> Problem to solve
Which lines of the records contain "JSON"? Collect every one of them.

> Entries supplied

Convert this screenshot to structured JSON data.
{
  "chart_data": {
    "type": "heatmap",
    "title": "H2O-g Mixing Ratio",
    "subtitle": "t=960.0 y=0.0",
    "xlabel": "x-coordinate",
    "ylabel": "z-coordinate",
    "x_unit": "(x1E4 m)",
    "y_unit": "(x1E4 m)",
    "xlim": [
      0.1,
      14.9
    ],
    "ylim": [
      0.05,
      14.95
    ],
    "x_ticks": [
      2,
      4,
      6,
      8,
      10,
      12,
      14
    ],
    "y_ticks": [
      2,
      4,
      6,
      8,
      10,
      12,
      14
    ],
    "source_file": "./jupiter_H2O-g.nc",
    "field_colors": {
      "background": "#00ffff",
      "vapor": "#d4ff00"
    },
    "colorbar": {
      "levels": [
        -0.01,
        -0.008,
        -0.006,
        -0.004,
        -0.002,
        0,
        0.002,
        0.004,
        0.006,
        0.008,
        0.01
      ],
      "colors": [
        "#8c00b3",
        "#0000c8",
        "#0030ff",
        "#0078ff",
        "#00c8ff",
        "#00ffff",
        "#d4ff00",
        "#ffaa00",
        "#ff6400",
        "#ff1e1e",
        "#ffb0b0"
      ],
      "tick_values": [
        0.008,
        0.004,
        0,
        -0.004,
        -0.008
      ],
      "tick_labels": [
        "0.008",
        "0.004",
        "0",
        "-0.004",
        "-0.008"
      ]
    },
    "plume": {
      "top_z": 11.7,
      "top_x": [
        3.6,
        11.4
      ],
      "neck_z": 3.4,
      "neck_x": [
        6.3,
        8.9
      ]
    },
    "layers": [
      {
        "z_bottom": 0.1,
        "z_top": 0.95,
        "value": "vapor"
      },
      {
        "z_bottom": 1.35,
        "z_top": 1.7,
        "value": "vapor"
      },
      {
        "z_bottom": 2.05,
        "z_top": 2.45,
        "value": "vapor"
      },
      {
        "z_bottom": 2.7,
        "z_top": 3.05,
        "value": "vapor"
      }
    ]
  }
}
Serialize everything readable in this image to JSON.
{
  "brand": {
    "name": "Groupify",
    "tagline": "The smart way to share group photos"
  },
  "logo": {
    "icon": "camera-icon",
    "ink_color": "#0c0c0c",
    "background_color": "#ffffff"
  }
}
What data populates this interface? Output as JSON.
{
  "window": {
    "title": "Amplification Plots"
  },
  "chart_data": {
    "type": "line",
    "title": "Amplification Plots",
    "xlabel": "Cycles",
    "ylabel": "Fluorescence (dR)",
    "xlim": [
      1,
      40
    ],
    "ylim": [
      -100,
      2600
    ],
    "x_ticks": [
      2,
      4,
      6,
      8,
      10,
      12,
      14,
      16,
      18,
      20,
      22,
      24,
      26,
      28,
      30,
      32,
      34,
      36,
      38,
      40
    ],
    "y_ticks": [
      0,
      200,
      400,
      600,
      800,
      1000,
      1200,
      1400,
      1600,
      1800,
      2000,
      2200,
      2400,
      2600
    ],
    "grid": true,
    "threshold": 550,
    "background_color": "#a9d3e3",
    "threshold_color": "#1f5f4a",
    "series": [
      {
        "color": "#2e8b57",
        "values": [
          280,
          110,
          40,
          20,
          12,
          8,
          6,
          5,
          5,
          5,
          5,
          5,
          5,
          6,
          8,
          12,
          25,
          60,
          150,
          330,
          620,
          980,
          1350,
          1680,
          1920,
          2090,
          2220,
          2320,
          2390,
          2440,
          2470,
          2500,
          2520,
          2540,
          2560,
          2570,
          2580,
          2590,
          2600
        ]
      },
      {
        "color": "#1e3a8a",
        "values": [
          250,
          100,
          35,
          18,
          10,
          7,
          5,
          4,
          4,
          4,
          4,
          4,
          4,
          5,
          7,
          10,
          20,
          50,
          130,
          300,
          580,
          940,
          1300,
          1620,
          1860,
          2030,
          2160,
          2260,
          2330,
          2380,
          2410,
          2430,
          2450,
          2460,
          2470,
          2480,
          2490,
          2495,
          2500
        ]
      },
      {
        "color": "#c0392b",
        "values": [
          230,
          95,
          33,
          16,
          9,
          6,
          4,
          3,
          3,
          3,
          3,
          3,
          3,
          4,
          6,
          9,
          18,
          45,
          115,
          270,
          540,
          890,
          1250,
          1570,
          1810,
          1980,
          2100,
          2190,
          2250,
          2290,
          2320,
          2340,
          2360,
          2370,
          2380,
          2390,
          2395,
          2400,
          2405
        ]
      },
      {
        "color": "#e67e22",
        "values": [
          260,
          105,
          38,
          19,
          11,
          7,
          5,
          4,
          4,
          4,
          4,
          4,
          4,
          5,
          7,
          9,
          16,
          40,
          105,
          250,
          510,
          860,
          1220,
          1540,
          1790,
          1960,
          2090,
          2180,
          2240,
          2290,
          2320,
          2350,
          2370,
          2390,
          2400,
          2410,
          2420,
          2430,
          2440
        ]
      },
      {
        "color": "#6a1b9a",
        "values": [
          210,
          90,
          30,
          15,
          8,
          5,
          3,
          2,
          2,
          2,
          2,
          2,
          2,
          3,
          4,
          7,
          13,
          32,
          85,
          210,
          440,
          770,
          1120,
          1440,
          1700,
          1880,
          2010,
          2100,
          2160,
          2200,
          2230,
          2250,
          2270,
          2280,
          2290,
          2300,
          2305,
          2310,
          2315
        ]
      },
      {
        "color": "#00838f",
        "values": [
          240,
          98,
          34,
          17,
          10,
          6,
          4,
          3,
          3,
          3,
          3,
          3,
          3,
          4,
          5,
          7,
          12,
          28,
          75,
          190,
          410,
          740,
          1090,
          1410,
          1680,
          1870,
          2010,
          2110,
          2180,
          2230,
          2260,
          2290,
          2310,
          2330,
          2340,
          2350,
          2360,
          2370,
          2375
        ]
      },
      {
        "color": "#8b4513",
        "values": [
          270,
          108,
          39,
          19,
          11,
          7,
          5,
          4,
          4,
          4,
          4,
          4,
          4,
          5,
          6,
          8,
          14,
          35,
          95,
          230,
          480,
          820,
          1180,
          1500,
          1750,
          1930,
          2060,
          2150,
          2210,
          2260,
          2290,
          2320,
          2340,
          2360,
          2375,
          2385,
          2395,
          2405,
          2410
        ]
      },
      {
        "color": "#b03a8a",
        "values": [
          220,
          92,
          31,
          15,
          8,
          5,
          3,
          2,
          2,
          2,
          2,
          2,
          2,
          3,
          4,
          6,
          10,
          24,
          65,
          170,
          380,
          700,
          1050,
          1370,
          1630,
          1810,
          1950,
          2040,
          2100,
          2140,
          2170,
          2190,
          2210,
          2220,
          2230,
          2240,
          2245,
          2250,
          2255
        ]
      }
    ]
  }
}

> Answer for the task
Convert this screenshot to structured JSON data.
Serialize everything readable in this image to JSON.
What data populates this interface? Output as JSON.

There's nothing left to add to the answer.